Transcribe all of the records word for word, but omit the pictures.

Dataset records:
—————

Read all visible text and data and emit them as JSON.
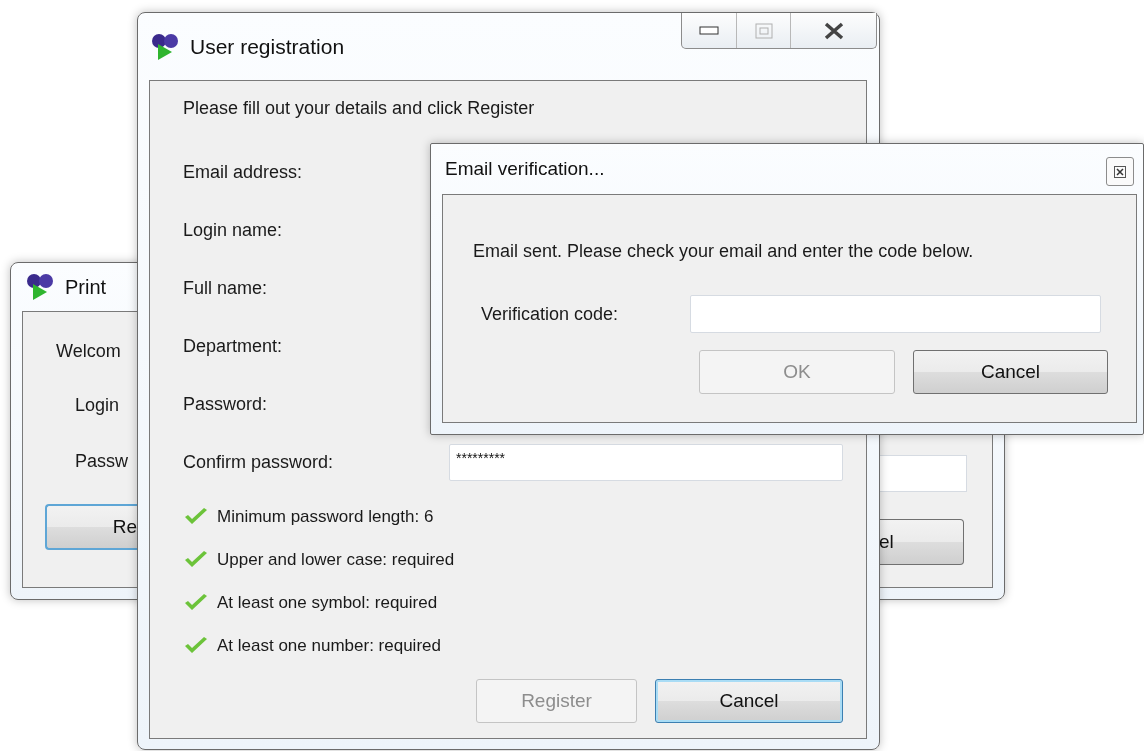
{
  "back_window": {
    "title": "Print",
    "welcome": "Welcom",
    "labels": [
      "Login",
      "Passw"
    ],
    "left_button": "Re",
    "right_button": "el"
  },
  "registration": {
    "title": "User registration",
    "intro": "Please fill out your details and click Register",
    "fields": [
      {
        "label": "Email address:"
      },
      {
        "label": "Login name:"
      },
      {
        "label": "Full name:"
      },
      {
        "label": "Department:"
      },
      {
        "label": "Password:"
      },
      {
        "label": "Confirm password:",
        "value": "*********"
      }
    ],
    "rules": [
      {
        "text": "Minimum password length: 6",
        "met": true
      },
      {
        "text": "Upper and lower case: required",
        "met": true
      },
      {
        "text": "At least one symbol: required",
        "met": true
      },
      {
        "text": "At least one number: required",
        "met": true
      }
    ],
    "buttons": [
      {
        "label": "Register",
        "disabled": true,
        "focused": false
      },
      {
        "label": "Cancel",
        "disabled": false,
        "focused": true
      }
    ]
  },
  "dialog": {
    "title": "Email verification...",
    "message": "Email sent. Please check your email and enter the code below.",
    "field_label": "Verification code:",
    "buttons": [
      {
        "label": "OK",
        "disabled": true
      },
      {
        "label": "Cancel",
        "disabled": false
      }
    ]
  }
}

—————

→ **Answer to the exercise**
Read all visible text and data and emit them as JSON.
{
  "back_window": {
    "title": "Print",
    "welcome": "Welcom",
    "labels": [
      "Login",
      "Passw"
    ],
    "left_button": "Re",
    "right_button": "el"
  },
  "registration": {
    "title": "User registration",
    "intro": "Please fill out your details and click Register",
    "fields": [
      {
        "label": "Email address:"
      },
      {
        "label": "Login name:"
      },
      {
        "label": "Full name:"
      },
      {
        "label": "Department:"
      },
      {
        "label": "Password:"
      },
      {
        "label": "Confirm password:",
        "value": "*********"
      }
    ],
    "rules": [
      {
        "text": "Minimum password length: 6",
        "met": true
      },
      {
        "text": "Upper and lower case: required",
        "met": true
      },
      {
        "text": "At least one symbol: required",
        "met": true
      },
      {
        "text": "At least one number: required",
        "met": true
      }
    ],
    "buttons": [
      {
        "label": "Register",
        "disabled": true,
        "focused": false
      },
      {
        "label": "Cancel",
        "disabled": false,
        "focused": true
      }
    ]
  },
  "dialog": {
    "title": "Email verification...",
    "message": "Email sent. Please check your email and enter the code below.",
    "field_label": "Verification code:",
    "buttons": [
      {
        "label": "OK",
        "disabled": true
      },
      {
        "label": "Cancel",
        "disabled": false
      }
    ]
  }
}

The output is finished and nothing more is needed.